## Task brief
In the listing below, locate the lines that hold the string "screenshot". Copy those lines.

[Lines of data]
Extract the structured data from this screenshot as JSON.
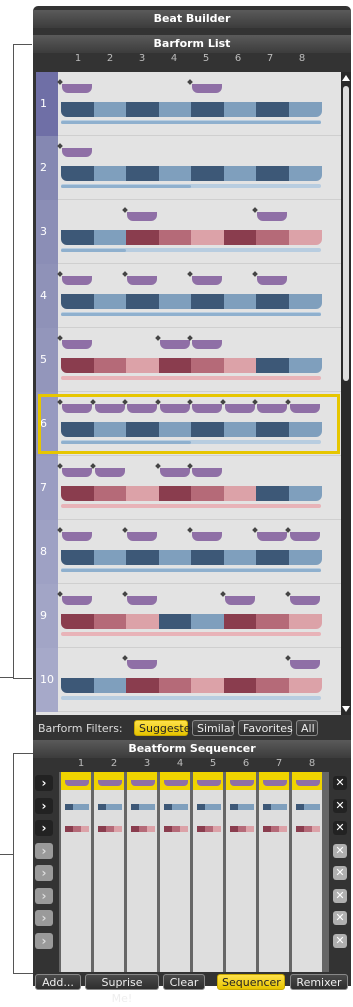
{
  "app": {
    "title": "Beat Builder"
  },
  "barform_list": {
    "title": "Barform List",
    "columns": [
      "1",
      "2",
      "3",
      "4",
      "5",
      "6",
      "7",
      "8"
    ],
    "rows": [
      {
        "label": "1"
      },
      {
        "label": "2"
      },
      {
        "label": "3"
      },
      {
        "label": "4"
      },
      {
        "label": "5"
      },
      {
        "label": "6",
        "selected": true
      },
      {
        "label": "7"
      },
      {
        "label": "8"
      },
      {
        "label": "9"
      },
      {
        "label": "10"
      }
    ]
  },
  "filters": {
    "label": "Barform Filters:",
    "buttons": [
      {
        "label": "Suggested",
        "active": true
      },
      {
        "label": "Similar",
        "active": false
      },
      {
        "label": "Favorites",
        "active": false
      },
      {
        "label": "All",
        "active": false
      }
    ]
  },
  "sequencer": {
    "title": "Beatform Sequencer",
    "columns": [
      "1",
      "2",
      "3",
      "4",
      "5",
      "6",
      "7",
      "8"
    ],
    "rows_active": 3,
    "rows_total": 8,
    "arrow_icon": "chevron-right-icon",
    "remove_icon": "close-icon"
  },
  "bottom_bar": {
    "buttons": [
      {
        "label": "Add...",
        "active": false
      },
      {
        "label": "Suprise Me!",
        "active": false
      },
      {
        "label": "Clear",
        "active": false
      },
      {
        "label": "Sequencer",
        "active": true
      },
      {
        "label": "Remixer",
        "active": false
      }
    ]
  },
  "colors": {
    "accent": "#f0d400",
    "blue_dark": "#3d5877",
    "blue_mid": "#7f9fbd",
    "red_dark": "#8a3d4e",
    "red_mid": "#b56a78",
    "red_light": "#dca2a8",
    "purple": "#8f6fa6"
  }
}
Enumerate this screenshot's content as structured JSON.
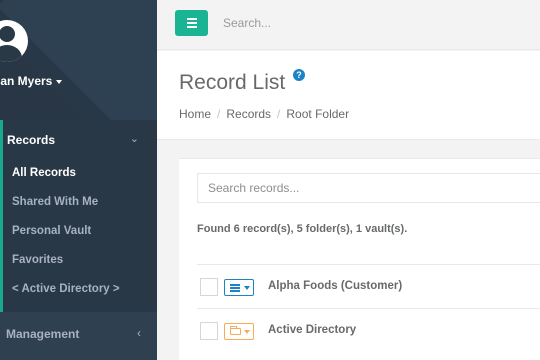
{
  "sidebar": {
    "username": "Ian Myers",
    "records_label": "Records",
    "records_chevron": "⌄",
    "items": [
      {
        "label": "All Records",
        "active": true
      },
      {
        "label": "Shared With Me",
        "active": false
      },
      {
        "label": "Personal Vault",
        "active": false
      },
      {
        "label": "Favorites",
        "active": false
      },
      {
        "label": "< Active Directory >",
        "active": false
      }
    ],
    "management_label": "Management",
    "management_chevron": "‹"
  },
  "topbar": {
    "search_placeholder": "Search..."
  },
  "heading": {
    "title": "Record List",
    "help": "?",
    "breadcrumb": [
      "Home",
      "Records",
      "Root Folder"
    ],
    "separator": "/"
  },
  "content": {
    "search_placeholder": "Search records...",
    "found_text": "Found 6 record(s), 5 folder(s), 1 vault(s).",
    "rows": [
      {
        "name": "Alpha Foods (Customer)",
        "type": "record",
        "icon": "list-icon"
      },
      {
        "name": "Active Directory",
        "type": "folder",
        "icon": "folder-icon"
      }
    ]
  },
  "colors": {
    "sidebar": "#2f4050",
    "accent": "#1ab394",
    "record_blue": "#1c84c6",
    "folder_orange": "#f8ac59"
  }
}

## Result of the task
Extract the structured data from this screenshot as JSON.
Enumerate this screenshot's content as structured JSON.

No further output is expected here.